EXERCISE DATA:
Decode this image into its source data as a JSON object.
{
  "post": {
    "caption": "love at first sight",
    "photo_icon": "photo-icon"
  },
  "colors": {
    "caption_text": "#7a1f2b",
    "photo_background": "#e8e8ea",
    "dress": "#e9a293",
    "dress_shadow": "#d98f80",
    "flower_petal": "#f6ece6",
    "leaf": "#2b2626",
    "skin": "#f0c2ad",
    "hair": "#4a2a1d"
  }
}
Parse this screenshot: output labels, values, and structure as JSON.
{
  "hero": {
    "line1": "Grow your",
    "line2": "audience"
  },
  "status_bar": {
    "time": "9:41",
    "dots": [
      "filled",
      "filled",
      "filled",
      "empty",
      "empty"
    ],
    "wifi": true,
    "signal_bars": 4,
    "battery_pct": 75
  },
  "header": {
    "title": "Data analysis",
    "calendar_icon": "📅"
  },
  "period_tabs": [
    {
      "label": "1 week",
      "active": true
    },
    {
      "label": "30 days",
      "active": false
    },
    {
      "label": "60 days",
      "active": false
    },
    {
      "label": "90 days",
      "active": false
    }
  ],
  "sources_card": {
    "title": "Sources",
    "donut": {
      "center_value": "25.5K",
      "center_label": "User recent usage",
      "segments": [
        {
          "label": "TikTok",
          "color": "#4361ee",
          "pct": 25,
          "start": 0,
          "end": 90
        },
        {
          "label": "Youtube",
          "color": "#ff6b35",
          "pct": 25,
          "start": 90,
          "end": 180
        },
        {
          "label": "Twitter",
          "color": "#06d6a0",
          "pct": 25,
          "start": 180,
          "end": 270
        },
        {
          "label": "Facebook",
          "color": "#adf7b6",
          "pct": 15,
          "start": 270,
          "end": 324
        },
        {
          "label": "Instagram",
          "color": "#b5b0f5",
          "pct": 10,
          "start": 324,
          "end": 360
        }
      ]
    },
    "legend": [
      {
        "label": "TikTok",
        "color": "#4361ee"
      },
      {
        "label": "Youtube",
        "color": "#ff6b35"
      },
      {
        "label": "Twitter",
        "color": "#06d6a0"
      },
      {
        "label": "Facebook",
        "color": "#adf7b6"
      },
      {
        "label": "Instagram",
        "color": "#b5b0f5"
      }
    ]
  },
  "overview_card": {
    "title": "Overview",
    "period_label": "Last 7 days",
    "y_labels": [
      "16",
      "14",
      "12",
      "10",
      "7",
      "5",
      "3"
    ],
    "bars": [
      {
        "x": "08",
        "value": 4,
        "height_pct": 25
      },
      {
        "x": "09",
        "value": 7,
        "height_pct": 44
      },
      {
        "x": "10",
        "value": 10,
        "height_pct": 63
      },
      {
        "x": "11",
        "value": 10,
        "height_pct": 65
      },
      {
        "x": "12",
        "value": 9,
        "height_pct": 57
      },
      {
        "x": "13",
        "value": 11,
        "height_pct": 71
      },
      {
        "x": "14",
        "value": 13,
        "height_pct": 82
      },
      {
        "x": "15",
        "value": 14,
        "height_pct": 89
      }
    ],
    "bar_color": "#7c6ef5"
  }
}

DIRECTIVE:
Everything in the listing above should be restated exactly.

THE OUTPUT:
Decode this image into its source data as a JSON object.
{
  "post": {
    "caption": "love at first sight",
    "photo_icon": "photo-icon"
  },
  "colors": {
    "caption_text": "#7a1f2b",
    "photo_background": "#e8e8ea",
    "dress": "#e9a293",
    "dress_shadow": "#d98f80",
    "flower_petal": "#f6ece6",
    "leaf": "#2b2626",
    "skin": "#f0c2ad",
    "hair": "#4a2a1d"
  }
}
Parse this screenshot: output labels, values, and structure as JSON.
{
  "hero": {
    "line1": "Grow your",
    "line2": "audience"
  },
  "status_bar": {
    "time": "9:41",
    "dots": [
      "filled",
      "filled",
      "filled",
      "empty",
      "empty"
    ],
    "wifi": true,
    "signal_bars": 4,
    "battery_pct": 75
  },
  "header": {
    "title": "Data analysis",
    "calendar_icon": "📅"
  },
  "period_tabs": [
    {
      "label": "1 week",
      "active": true
    },
    {
      "label": "30 days",
      "active": false
    },
    {
      "label": "60 days",
      "active": false
    },
    {
      "label": "90 days",
      "active": false
    }
  ],
  "sources_card": {
    "title": "Sources",
    "donut": {
      "center_value": "25.5K",
      "center_label": "User recent usage",
      "segments": [
        {
          "label": "TikTok",
          "color": "#4361ee",
          "pct": 25,
          "start": 0,
          "end": 90
        },
        {
          "label": "Youtube",
          "color": "#ff6b35",
          "pct": 25,
          "start": 90,
          "end": 180
        },
        {
          "label": "Twitter",
          "color": "#06d6a0",
          "pct": 25,
          "start": 180,
          "end": 270
        },
        {
          "label": "Facebook",
          "color": "#adf7b6",
          "pct": 15,
          "start": 270,
          "end": 324
        },
        {
          "label": "Instagram",
          "color": "#b5b0f5",
          "pct": 10,
          "start": 324,
          "end": 360
        }
      ]
    },
    "legend": [
      {
        "label": "TikTok",
        "color": "#4361ee"
      },
      {
        "label": "Youtube",
        "color": "#ff6b35"
      },
      {
        "label": "Twitter",
        "color": "#06d6a0"
      },
      {
        "label": "Facebook",
        "color": "#adf7b6"
      },
      {
        "label": "Instagram",
        "color": "#b5b0f5"
      }
    ]
  },
  "overview_card": {
    "title": "Overview",
    "period_label": "Last 7 days",
    "y_labels": [
      "16",
      "14",
      "12",
      "10",
      "7",
      "5",
      "3"
    ],
    "bars": [
      {
        "x": "08",
        "value": 4,
        "height_pct": 25
      },
      {
        "x": "09",
        "value": 7,
        "height_pct": 44
      },
      {
        "x": "10",
        "value": 10,
        "height_pct": 63
      },
      {
        "x": "11",
        "value": 10,
        "height_pct": 65
      },
      {
        "x": "12",
        "value": 9,
        "height_pct": 57
      },
      {
        "x": "13",
        "value": 11,
        "height_pct": 71
      },
      {
        "x": "14",
        "value": 13,
        "height_pct": 82
      },
      {
        "x": "15",
        "value": 14,
        "height_pct": 89
      }
    ],
    "bar_color": "#7c6ef5"
  }
}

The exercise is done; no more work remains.